---- Supplied material
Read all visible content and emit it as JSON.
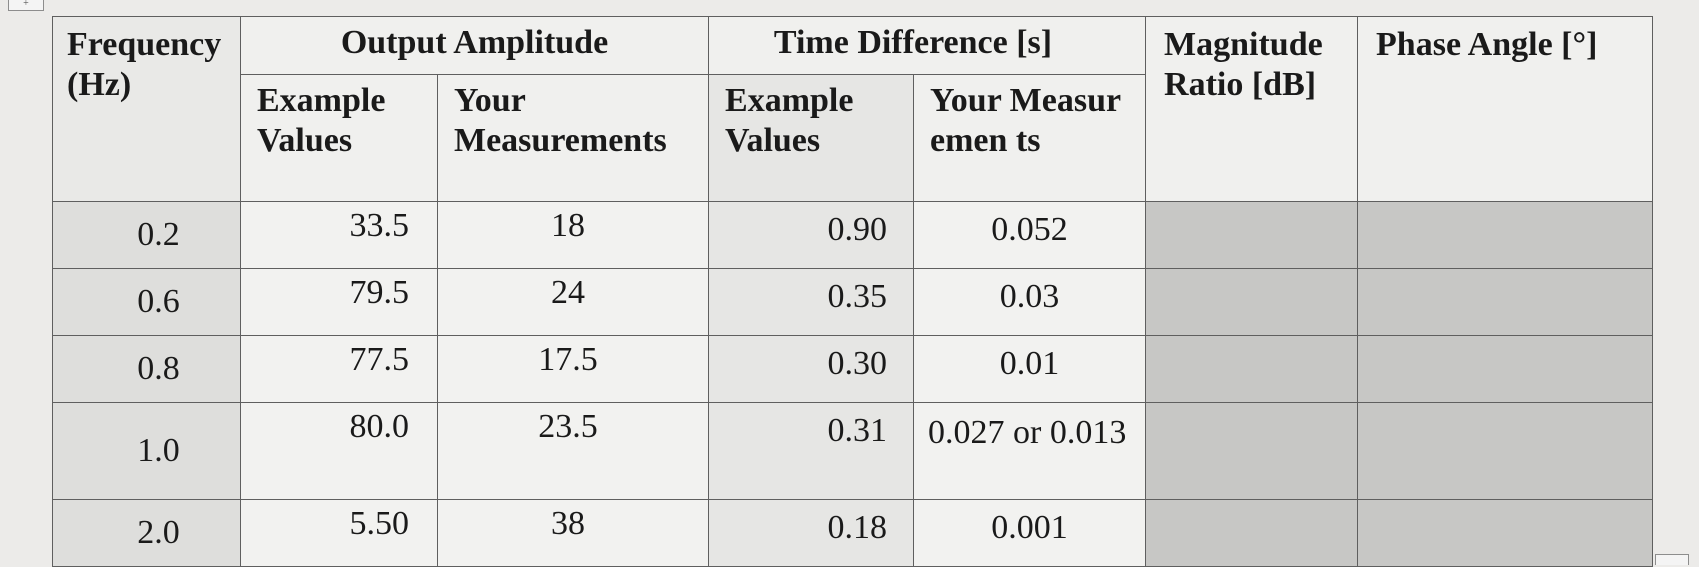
{
  "table": {
    "headers": {
      "frequency": "Frequency (Hz)",
      "output_amplitude": "Output Amplitude",
      "time_difference": "Time Difference [s]",
      "magnitude_ratio": "Magnitude Ratio [dB]",
      "phase_angle": "Phase Angle [°]",
      "amp_example": "Example Values",
      "amp_yours": "Your Measurements",
      "time_example": "Example Values",
      "time_yours": "Your Measuremen ts"
    },
    "rows": [
      {
        "frequency": "0.2",
        "amp_example": "33.5",
        "amp_yours": "18",
        "time_example": "0.90",
        "time_yours": "0.052"
      },
      {
        "frequency": "0.6",
        "amp_example": "79.5",
        "amp_yours": "24",
        "time_example": "0.35",
        "time_yours": "0.03"
      },
      {
        "frequency": "0.8",
        "amp_example": "77.5",
        "amp_yours": "17.5",
        "time_example": "0.30",
        "time_yours": "0.01"
      },
      {
        "frequency": "1.0",
        "amp_example": "80.0",
        "amp_yours": "23.5",
        "time_example": "0.31",
        "time_yours": "0.027 or 0.013"
      },
      {
        "frequency": "2.0",
        "amp_example": "5.50",
        "amp_yours": "38",
        "time_example": "0.18",
        "time_yours": "0.001"
      }
    ]
  }
}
--------
**Directions:** Pictures stay out of the copy; please restate every record above exactly.

**Expected answer:**
Read all visible content and emit it as JSON.
{
  "table": {
    "headers": {
      "frequency": "Frequency (Hz)",
      "output_amplitude": "Output Amplitude",
      "time_difference": "Time Difference [s]",
      "magnitude_ratio": "Magnitude Ratio [dB]",
      "phase_angle": "Phase Angle [°]",
      "amp_example": "Example Values",
      "amp_yours": "Your Measurements",
      "time_example": "Example Values",
      "time_yours": "Your Measuremen ts"
    },
    "rows": [
      {
        "frequency": "0.2",
        "amp_example": "33.5",
        "amp_yours": "18",
        "time_example": "0.90",
        "time_yours": "0.052"
      },
      {
        "frequency": "0.6",
        "amp_example": "79.5",
        "amp_yours": "24",
        "time_example": "0.35",
        "time_yours": "0.03"
      },
      {
        "frequency": "0.8",
        "amp_example": "77.5",
        "amp_yours": "17.5",
        "time_example": "0.30",
        "time_yours": "0.01"
      },
      {
        "frequency": "1.0",
        "amp_example": "80.0",
        "amp_yours": "23.5",
        "time_example": "0.31",
        "time_yours": "0.027 or 0.013"
      },
      {
        "frequency": "2.0",
        "amp_example": "5.50",
        "amp_yours": "38",
        "time_example": "0.18",
        "time_yours": "0.001"
      }
    ]
  }
}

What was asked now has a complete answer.